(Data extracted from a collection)

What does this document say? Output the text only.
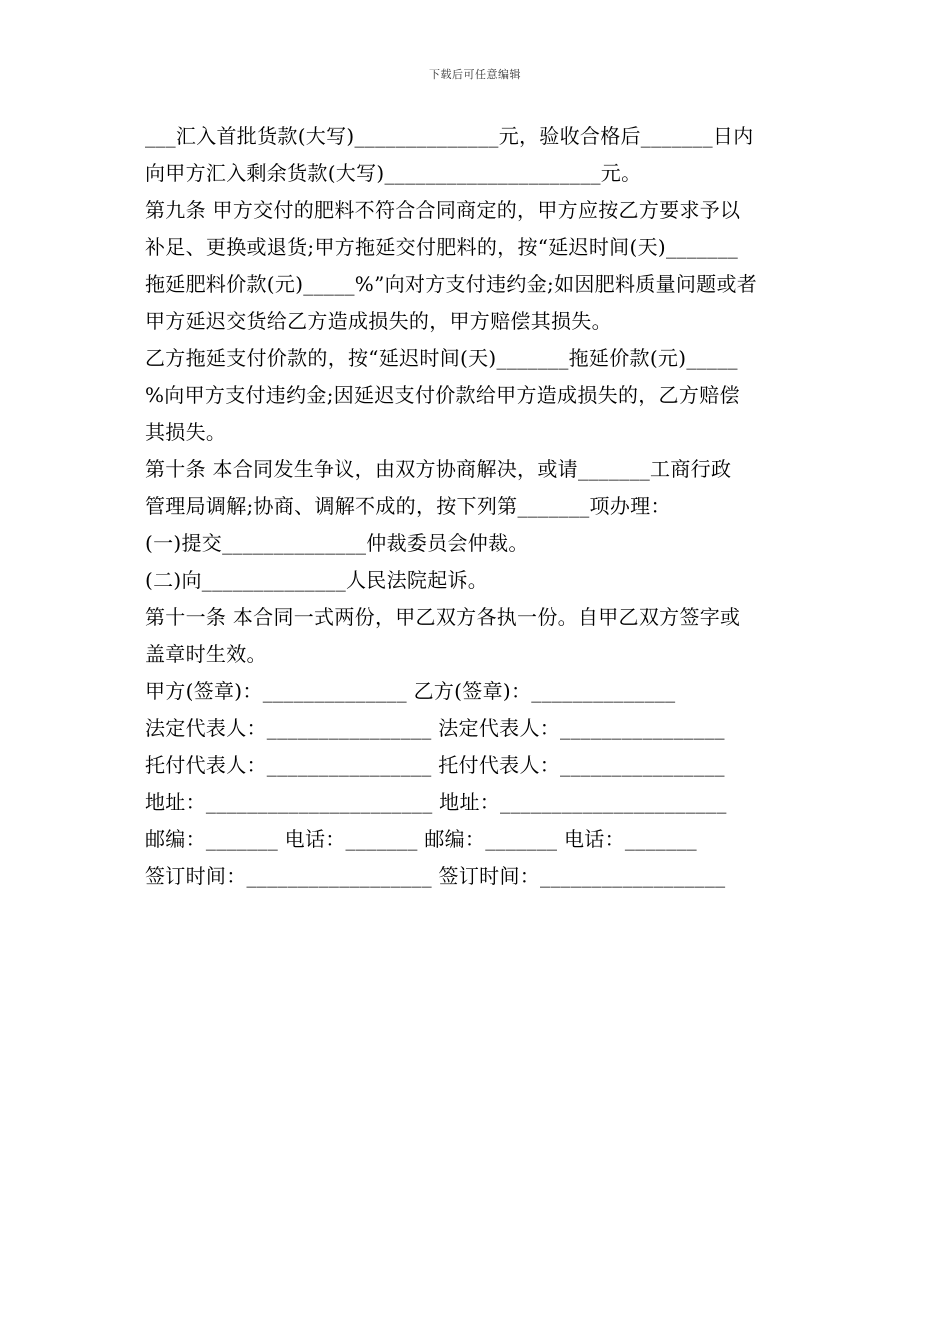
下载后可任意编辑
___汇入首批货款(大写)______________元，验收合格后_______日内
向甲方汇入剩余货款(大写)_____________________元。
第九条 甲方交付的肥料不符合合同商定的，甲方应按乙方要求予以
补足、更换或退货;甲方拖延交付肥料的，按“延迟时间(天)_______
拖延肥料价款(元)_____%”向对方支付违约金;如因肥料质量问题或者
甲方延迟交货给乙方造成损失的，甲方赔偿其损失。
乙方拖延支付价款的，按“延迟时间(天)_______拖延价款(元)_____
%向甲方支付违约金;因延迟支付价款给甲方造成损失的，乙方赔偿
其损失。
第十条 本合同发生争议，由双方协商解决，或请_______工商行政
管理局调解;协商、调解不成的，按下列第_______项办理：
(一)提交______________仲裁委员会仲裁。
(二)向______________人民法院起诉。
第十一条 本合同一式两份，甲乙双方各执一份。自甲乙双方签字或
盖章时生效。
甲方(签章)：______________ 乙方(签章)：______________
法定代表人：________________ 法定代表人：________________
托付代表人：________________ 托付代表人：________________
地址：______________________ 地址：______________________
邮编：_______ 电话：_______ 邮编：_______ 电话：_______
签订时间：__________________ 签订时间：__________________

==

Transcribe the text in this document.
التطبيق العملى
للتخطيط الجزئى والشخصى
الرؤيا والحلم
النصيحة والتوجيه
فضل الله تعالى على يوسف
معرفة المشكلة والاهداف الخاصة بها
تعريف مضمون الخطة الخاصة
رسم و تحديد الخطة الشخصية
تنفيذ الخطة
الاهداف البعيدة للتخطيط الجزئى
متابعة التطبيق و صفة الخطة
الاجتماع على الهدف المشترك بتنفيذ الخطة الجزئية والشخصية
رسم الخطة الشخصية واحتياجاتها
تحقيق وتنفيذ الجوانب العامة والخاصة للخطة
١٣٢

▶ **Work instructions**:
From the listing above, copy every line that holds the string "الجزئى".

▶ **Correct result**:
للتخطيط الجزئى والشخصى
الاهداف البعيدة للتخطيط الجزئى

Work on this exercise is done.